(Required task) List each line of the data that holds the word "egiteko".

(Data rows)
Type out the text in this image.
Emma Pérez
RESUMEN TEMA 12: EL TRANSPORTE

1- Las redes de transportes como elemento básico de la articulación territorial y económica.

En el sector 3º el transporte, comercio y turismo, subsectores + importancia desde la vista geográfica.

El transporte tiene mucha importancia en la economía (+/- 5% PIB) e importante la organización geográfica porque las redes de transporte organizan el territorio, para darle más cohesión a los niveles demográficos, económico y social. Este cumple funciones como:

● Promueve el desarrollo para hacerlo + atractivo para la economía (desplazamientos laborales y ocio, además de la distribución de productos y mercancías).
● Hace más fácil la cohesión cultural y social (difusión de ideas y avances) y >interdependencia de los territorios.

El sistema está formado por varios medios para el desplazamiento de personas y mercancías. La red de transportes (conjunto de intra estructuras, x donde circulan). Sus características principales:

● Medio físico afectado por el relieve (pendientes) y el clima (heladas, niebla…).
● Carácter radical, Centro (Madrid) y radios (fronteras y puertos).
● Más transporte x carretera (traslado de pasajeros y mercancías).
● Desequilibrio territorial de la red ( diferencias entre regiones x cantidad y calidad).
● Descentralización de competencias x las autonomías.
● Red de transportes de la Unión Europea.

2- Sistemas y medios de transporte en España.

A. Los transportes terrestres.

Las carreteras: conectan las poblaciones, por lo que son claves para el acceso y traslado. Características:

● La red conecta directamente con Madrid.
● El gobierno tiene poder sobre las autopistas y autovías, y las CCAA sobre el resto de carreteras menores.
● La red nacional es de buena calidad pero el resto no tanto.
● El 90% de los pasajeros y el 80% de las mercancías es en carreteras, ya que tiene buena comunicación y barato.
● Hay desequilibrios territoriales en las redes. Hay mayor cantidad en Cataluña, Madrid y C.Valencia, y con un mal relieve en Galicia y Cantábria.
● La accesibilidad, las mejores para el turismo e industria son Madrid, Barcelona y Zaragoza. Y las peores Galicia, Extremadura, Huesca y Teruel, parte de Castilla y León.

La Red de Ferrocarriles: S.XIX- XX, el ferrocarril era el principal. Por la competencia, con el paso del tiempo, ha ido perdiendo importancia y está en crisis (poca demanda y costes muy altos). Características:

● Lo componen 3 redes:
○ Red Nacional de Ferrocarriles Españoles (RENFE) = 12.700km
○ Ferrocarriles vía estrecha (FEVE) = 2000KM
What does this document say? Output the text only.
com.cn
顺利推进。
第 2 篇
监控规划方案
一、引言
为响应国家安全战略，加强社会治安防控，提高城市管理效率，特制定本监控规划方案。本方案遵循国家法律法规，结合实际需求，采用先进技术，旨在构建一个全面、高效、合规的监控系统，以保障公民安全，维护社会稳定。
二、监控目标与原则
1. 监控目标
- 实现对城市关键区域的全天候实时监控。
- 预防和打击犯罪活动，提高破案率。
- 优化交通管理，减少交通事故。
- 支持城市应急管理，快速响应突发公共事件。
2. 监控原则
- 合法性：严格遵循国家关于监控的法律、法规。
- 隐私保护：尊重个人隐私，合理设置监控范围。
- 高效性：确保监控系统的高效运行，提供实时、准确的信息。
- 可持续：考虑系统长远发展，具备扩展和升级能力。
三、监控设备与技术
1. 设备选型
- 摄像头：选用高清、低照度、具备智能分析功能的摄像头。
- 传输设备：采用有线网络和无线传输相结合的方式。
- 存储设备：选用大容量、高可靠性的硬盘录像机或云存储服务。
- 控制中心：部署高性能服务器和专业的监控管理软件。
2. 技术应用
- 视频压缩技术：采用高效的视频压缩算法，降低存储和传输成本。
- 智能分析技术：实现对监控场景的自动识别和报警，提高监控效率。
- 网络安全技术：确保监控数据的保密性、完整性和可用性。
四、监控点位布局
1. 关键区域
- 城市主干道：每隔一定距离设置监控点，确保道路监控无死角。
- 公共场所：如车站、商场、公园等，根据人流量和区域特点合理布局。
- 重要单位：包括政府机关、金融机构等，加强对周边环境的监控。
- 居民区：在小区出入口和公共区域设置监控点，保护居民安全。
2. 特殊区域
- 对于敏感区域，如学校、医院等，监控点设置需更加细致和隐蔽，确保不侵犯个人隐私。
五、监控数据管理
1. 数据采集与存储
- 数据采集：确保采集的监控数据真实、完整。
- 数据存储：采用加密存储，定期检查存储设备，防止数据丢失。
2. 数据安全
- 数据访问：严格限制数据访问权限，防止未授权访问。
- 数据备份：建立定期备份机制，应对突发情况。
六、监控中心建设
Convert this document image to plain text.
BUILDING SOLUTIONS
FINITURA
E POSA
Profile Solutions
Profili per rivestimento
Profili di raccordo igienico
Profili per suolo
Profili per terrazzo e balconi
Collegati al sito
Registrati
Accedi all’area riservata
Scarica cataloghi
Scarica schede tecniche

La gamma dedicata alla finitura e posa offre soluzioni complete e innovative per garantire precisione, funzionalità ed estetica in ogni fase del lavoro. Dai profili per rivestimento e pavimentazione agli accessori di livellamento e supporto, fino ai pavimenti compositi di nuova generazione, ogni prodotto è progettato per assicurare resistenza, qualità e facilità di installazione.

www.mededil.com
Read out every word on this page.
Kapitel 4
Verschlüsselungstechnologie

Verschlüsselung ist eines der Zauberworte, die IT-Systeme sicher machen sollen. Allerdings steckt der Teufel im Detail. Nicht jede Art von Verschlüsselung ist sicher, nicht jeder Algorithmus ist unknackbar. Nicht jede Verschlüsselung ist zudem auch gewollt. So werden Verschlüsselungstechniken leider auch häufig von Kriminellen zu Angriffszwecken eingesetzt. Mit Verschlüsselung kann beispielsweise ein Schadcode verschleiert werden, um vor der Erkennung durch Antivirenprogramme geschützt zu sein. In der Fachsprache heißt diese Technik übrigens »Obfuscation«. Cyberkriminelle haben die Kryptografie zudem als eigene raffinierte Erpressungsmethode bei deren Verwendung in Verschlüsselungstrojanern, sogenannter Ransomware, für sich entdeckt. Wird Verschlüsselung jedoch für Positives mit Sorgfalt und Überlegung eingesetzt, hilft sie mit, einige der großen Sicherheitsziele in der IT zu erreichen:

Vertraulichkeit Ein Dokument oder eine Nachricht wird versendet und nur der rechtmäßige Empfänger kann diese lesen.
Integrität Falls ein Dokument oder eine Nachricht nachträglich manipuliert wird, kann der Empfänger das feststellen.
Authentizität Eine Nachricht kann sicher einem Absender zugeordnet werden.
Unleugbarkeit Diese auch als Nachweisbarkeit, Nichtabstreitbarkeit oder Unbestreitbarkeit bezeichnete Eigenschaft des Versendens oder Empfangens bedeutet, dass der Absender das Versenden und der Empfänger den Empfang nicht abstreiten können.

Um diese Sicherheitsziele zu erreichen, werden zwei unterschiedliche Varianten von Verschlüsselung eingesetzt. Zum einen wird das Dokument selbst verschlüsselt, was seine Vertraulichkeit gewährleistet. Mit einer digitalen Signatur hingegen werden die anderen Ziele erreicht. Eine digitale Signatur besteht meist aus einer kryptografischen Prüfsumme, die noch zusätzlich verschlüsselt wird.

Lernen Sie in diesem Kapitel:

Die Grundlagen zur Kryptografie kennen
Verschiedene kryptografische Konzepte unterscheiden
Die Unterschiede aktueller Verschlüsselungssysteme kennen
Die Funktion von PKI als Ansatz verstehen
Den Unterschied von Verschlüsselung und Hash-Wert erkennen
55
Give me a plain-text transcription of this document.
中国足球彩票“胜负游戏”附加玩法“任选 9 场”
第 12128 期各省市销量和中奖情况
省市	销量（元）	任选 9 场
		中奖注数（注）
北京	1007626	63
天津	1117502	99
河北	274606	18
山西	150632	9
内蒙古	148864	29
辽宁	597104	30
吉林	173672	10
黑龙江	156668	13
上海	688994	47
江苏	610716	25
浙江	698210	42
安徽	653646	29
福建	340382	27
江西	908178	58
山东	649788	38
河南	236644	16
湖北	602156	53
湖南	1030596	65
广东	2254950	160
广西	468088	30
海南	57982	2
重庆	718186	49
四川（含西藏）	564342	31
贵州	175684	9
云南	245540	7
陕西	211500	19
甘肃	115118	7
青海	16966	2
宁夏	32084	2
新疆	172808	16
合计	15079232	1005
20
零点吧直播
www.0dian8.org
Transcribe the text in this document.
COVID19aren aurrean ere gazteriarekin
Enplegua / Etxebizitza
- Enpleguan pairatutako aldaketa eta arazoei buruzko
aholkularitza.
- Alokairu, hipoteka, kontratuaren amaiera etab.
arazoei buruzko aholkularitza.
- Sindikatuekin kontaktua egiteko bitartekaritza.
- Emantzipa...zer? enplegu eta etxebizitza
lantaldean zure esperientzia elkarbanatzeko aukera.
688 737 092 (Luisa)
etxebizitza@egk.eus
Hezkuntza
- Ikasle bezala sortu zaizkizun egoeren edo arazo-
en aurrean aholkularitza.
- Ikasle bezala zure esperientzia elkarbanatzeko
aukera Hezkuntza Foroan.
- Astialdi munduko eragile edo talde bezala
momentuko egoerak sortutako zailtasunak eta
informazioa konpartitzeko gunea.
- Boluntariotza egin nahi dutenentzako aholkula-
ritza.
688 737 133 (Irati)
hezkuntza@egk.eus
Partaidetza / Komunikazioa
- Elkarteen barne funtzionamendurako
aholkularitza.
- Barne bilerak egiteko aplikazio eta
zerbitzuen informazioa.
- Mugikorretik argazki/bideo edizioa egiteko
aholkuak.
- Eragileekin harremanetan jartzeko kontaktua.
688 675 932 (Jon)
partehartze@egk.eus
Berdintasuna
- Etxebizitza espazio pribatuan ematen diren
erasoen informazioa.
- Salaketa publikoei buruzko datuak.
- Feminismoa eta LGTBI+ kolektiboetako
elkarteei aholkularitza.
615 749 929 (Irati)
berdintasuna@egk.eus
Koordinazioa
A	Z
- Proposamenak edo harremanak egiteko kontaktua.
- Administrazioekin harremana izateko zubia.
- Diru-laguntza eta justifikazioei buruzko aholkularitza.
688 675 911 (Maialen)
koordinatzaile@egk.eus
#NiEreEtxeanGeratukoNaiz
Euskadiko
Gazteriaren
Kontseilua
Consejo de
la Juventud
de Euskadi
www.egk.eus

(Written solution)
- Sindikatuekin kontaktua egiteko bitartekaritza.
- Barne bilerak egiteko aplikazio eta
- Mugikorretik argazki/bideo edizioa egiteko
- Proposamenak edo harremanak egiteko kontaktua.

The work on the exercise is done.